- [PROBLEM SET]:
A. Answer these questions from the tool description review:
(i) How many optional parameters does the tool have?
(ii) Which two sibling tools are named as covering different metrics?
(iii) What baseline score does 100% schema coverage give?
B. Write out the tool description review word for word from "Conciseness5/5" to "on first attempt?".

Does the description disclose side effects, auth requirements, rate limits, or destructive behavior?

No annotations are provided, so the description carries full behavioral burden. It discloses the tool retrieves lactate threshold HR and pace, and explains the effect of omitting dates (latest) vs. providing dates (historical trend). While it doesn't discuss auth or rate limits, it is sufficiently transparent for a read-only retrieval tool.

Agents need to know what a tool does to the world before calling it. Descriptions should go beyond structured annotations to explain consequences.

Conciseness5/5

Is the description appropriately sized, front-loaded, and free of redundancy?

Two short sentences, front-loaded with purpose, zero filler. Every word serves to inform the AI about the tool's core function and usage patterns.

Shorter descriptions cost fewer tokens and are easier for agents to parse. Every sentence should earn its place.

Completeness5/5

Given the tool's complexity, does the description cover enough for an agent to succeed on first attempt?

Given 3 optional parameters, no output schema, and simple domain, the description covers all necessary aspects: what data is returned (HR, pace), how to use dates, and aggregation options. It is fully complete for its complexity level.

Complex tools with many parameters or behaviors need more documentation. Simple tools need less. This dimension scales expectations accordingly.

Parameters5/5

Does the description clarify parameter syntax, constraints, interactions, or defaults beyond what the schema provides?

Schema coverage is 100%, so baseline is 3. However, the description adds significant semantic context: it explains conditional requirements (startDate required with endDate, omit for latest) and the purpose of aggregation enum. This goes beyond bare schema definitions.

Input schemas describe structure but not intent. Descriptions should explain non-obvious parameter relationships and valid value ranges.

Purpose5/5

Does the description clearly state what the tool does and how it differs from similar tools?

The description clearly states 'Get lactate threshold data: HR and pace', specifying the exact resource and data fields. This distinguishes it from sibling tools like get_cycling_ftp or get_vo2max, which cover different metrics.

Agents choose between tools based on descriptions. A clear purpose with a specific verb and resource helps agents select the right tool.

Usage Guidelines5/5

Does the description explain when to use this tool, when not to, or what alternatives exist?

The description provides explicit guidance: 'Omit dates for latest. Provide dates for historical trend with aggregation (daily/weekly/monthly)'. This tells the AI exactly when to call this tool versus alternatives and how to obtain different data types.

Agents often have multiple tools that could apply. Explicit usage guidance like "use X instead of Y when Z" prevents misuse.

Document layout recognition data
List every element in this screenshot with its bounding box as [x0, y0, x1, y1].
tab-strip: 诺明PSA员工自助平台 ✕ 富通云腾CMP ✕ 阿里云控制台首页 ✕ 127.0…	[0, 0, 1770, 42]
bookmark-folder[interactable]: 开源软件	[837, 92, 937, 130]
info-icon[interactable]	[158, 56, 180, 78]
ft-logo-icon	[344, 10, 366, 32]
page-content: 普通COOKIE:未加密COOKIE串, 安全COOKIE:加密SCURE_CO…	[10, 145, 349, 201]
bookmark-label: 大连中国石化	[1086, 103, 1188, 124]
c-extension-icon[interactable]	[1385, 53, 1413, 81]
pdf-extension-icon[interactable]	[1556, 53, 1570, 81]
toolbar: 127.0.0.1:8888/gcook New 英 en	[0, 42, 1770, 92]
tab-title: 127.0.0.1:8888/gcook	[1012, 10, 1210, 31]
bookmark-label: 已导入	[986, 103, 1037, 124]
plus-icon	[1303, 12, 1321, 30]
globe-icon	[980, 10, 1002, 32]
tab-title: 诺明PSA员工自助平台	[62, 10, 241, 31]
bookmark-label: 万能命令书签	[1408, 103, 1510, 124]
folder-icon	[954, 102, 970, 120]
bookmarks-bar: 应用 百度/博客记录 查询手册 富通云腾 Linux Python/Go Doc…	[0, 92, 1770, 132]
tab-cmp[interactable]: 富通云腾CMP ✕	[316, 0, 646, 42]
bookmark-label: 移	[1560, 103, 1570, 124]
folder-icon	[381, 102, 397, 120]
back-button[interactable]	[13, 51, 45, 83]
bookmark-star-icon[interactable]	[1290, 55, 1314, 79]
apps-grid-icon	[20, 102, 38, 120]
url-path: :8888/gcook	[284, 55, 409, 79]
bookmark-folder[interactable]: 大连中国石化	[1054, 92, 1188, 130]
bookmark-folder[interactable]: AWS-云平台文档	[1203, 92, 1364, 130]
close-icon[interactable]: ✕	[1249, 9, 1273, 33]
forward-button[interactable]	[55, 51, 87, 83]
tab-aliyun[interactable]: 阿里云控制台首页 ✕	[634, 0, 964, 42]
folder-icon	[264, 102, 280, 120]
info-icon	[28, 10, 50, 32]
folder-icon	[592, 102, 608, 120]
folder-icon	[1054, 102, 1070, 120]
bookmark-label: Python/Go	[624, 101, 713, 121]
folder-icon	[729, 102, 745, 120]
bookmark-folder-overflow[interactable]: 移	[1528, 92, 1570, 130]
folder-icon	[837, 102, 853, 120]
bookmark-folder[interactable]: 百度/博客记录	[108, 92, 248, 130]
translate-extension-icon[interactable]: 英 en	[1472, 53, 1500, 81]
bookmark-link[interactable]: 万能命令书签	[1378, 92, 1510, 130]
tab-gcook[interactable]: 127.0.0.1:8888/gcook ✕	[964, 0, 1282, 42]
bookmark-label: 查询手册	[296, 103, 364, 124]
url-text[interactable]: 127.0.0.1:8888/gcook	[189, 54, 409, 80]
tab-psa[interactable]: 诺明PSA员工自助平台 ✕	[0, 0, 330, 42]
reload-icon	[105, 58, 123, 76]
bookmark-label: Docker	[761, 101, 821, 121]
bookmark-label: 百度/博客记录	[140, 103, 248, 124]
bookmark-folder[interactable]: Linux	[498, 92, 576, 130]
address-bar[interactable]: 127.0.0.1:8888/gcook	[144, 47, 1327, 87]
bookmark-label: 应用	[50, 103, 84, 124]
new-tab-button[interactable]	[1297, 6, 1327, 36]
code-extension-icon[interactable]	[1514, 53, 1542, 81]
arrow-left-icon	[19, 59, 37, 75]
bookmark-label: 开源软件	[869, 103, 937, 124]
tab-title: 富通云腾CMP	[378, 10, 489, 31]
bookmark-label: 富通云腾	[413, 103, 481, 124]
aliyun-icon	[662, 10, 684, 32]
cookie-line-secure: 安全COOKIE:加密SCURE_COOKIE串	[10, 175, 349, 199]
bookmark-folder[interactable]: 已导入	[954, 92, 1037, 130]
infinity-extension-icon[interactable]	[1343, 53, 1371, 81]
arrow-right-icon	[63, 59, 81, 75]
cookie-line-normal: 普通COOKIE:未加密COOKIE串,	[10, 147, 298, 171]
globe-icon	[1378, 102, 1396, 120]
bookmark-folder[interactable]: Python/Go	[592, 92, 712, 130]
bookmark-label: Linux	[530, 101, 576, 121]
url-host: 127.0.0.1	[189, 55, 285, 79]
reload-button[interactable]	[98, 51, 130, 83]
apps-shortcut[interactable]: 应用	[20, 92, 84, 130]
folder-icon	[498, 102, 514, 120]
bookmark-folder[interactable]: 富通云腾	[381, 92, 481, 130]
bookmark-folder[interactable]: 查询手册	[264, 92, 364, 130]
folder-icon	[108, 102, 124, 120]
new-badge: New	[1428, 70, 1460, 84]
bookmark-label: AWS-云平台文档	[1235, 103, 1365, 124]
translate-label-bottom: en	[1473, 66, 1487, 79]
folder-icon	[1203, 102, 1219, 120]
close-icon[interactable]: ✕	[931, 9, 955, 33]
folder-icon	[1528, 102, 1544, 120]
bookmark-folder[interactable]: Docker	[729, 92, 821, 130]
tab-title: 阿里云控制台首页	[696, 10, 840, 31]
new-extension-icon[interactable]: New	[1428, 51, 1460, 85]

- [SOLUTIONS PER TASK]:
A.
(i) 3
(ii) get_cycling_ftp and get_vo2max
(iii) 3

B.
Conciseness5/5

Is the description appropriately sized, front-loaded, and free of redundancy?

Two short sentences, front-loaded with purpose, zero filler. Every word serves to inform the AI about the tool's core function and usage patterns.

Shorter descriptions cost fewer tokens and are easier for agents to parse. Every sentence should earn its place.

Completeness5/5

Given the tool's complexity, does the description cover enough for an agent to succeed on first attempt?